[YOUR INSTRUCTIONS]
Determine how many lines below hold the string "heading". Reply with the number alone.

[STORED DATA]
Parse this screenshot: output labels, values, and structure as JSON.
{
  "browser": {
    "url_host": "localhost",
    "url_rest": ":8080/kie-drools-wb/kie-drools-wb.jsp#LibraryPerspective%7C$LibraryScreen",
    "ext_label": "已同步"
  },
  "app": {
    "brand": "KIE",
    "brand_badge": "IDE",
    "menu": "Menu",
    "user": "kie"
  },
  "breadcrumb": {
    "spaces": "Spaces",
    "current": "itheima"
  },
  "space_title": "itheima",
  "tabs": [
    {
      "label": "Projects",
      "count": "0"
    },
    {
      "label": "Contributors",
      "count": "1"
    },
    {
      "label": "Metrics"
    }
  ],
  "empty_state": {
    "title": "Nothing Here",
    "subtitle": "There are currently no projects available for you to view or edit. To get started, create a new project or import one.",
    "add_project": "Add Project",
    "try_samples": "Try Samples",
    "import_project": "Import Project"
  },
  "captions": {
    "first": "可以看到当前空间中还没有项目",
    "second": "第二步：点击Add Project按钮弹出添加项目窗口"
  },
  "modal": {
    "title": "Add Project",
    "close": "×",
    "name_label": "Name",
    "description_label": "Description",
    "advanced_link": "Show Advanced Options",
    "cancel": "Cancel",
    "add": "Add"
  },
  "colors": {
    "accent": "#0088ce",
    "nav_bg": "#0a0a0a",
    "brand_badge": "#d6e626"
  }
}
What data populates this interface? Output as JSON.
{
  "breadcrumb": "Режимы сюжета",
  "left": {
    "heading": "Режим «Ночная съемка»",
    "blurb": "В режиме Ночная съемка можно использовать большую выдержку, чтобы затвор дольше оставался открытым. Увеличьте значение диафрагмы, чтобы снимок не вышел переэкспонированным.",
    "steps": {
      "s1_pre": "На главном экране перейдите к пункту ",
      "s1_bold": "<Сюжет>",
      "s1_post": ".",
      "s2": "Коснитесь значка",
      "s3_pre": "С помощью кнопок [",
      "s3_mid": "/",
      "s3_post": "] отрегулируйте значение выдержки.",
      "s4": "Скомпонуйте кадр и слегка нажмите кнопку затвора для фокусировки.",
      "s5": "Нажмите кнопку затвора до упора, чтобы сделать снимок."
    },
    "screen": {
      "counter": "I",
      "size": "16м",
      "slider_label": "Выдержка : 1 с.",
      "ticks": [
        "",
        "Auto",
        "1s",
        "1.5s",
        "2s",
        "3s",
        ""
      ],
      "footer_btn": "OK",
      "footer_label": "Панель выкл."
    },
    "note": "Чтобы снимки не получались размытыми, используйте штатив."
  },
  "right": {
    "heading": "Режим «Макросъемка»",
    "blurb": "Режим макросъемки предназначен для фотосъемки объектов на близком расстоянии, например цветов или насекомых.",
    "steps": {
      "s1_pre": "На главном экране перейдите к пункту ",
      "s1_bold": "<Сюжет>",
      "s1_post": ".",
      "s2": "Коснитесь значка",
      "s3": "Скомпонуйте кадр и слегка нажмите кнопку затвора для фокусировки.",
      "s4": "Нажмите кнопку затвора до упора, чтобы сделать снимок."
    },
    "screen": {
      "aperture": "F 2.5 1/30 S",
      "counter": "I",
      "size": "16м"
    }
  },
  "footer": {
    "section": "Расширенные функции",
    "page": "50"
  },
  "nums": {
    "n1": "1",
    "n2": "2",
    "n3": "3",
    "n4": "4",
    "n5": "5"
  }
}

[ANSWER]
2